Collected data:
◇ ◇ ◇ ◇ ◇ ◇ ◇

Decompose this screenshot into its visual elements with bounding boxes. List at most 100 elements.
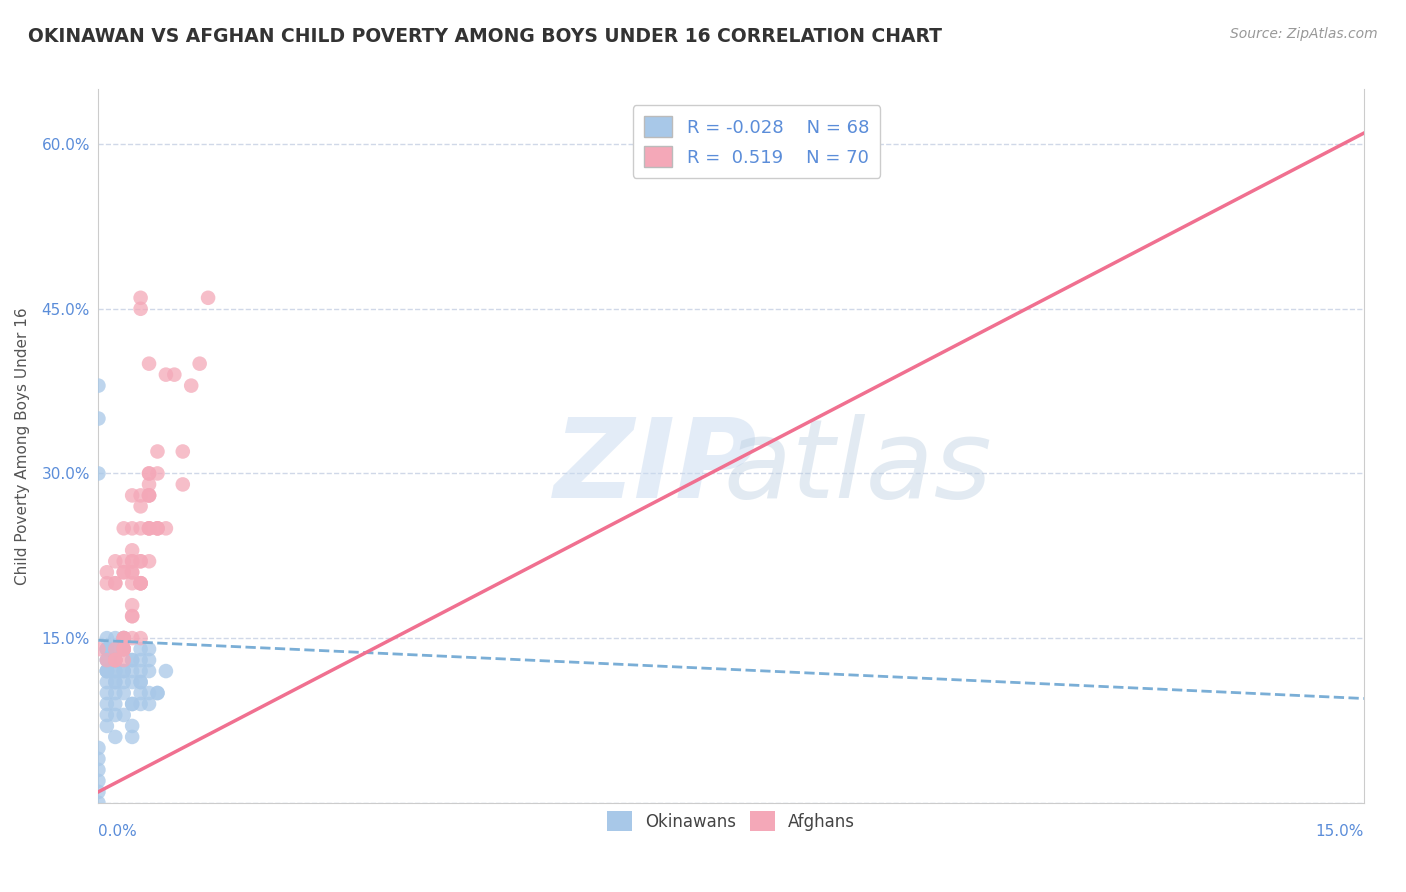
Point [104, 730, 127, 744]
Point [121, 598, 143, 612]
Point [121, 719, 143, 733]
Point [129, 642, 152, 657]
Point [104, 576, 127, 591]
Point [129, 554, 152, 568]
Point [155, 521, 177, 535]
Point [96, 631, 118, 645]
Point [129, 631, 152, 645]
Point [146, 686, 169, 700]
Point [121, 609, 143, 624]
Point [129, 576, 152, 591]
Point [129, 664, 152, 678]
Point [104, 642, 127, 657]
Point [87, 378, 110, 392]
Point [112, 642, 135, 657]
Point [104, 642, 127, 657]
Point [129, 686, 152, 700]
Point [163, 368, 186, 382]
Point [138, 467, 160, 481]
Text: Source: ZipAtlas.com: Source: ZipAtlas.com [1230, 27, 1378, 41]
Point [138, 664, 160, 678]
Point [87, 752, 110, 766]
Point [96, 664, 118, 678]
Point [96, 642, 118, 657]
Point [96, 664, 118, 678]
Point [129, 488, 152, 502]
Point [112, 631, 135, 645]
Text: atlas: atlas [723, 414, 993, 521]
Point [112, 566, 135, 580]
Point [104, 653, 127, 667]
Point [121, 631, 143, 645]
Point [104, 653, 127, 667]
Point [129, 521, 152, 535]
Point [104, 697, 127, 711]
Point [112, 675, 135, 690]
Text: ZIP: ZIP [554, 414, 756, 521]
Point [112, 631, 135, 645]
Y-axis label: Child Poverty Among Boys Under 16: Child Poverty Among Boys Under 16 [15, 307, 31, 585]
Point [96, 719, 118, 733]
Point [121, 697, 143, 711]
Point [112, 566, 135, 580]
Point [121, 554, 143, 568]
Point [112, 686, 135, 700]
Point [104, 653, 127, 667]
Text: 15.0%: 15.0% [1316, 824, 1364, 839]
Point [129, 675, 152, 690]
Point [121, 521, 143, 535]
Point [121, 554, 143, 568]
Point [197, 291, 219, 305]
Point [155, 664, 177, 678]
Point [112, 521, 135, 535]
Point [172, 477, 194, 491]
Point [112, 664, 135, 678]
Point [121, 664, 143, 678]
Point [129, 576, 152, 591]
Point [138, 488, 160, 502]
Point [129, 554, 152, 568]
Point [121, 566, 143, 580]
Point [104, 708, 127, 723]
Point [112, 631, 135, 645]
Point [138, 653, 160, 667]
Point [129, 576, 152, 591]
Point [146, 521, 169, 535]
Point [112, 554, 135, 568]
Point [112, 642, 135, 657]
Point [121, 488, 143, 502]
Point [96, 642, 118, 657]
Point [87, 763, 110, 777]
Point [129, 301, 152, 316]
Point [87, 773, 110, 788]
Point [138, 467, 160, 481]
Point [121, 653, 143, 667]
Point [104, 576, 127, 591]
Point [112, 653, 135, 667]
Point [104, 675, 127, 690]
Point [172, 444, 194, 458]
Point [87, 785, 110, 799]
Point [138, 477, 160, 491]
Point [180, 378, 202, 392]
Point [112, 708, 135, 723]
Point [96, 697, 118, 711]
Point [96, 675, 118, 690]
Point [138, 521, 160, 535]
Point [104, 664, 127, 678]
Point [121, 576, 143, 591]
Point [112, 642, 135, 657]
Point [121, 675, 143, 690]
Point [104, 664, 127, 678]
Point [104, 642, 127, 657]
Legend: Okinawans, Afghans: Okinawans, Afghans [600, 805, 862, 838]
Text: 0.0%: 0.0% [98, 824, 138, 839]
Point [87, 796, 110, 810]
Point [96, 653, 118, 667]
Point [138, 686, 160, 700]
Point [138, 642, 160, 657]
Point [138, 521, 160, 535]
Point [146, 521, 169, 535]
Point [87, 642, 110, 657]
Point [146, 444, 169, 458]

◇ ◇ ◇ ◇ ◇ ◇ ◇

Report each line of the records above that contains the string "Text", copying every such line in full. Matches are case-sensitive.

▸ **Answer to the exercise**:
Text: Source: ZipAtlas.com: Source: ZipAtlas.com [1230, 27, 1378, 41]
Text: atlas: atlas [723, 414, 993, 521]
Text: ZIP: ZIP [554, 414, 756, 521]
Text: 15.0%: 15.0% [1316, 824, 1364, 839]
Text: 0.0%: 0.0% [98, 824, 138, 839]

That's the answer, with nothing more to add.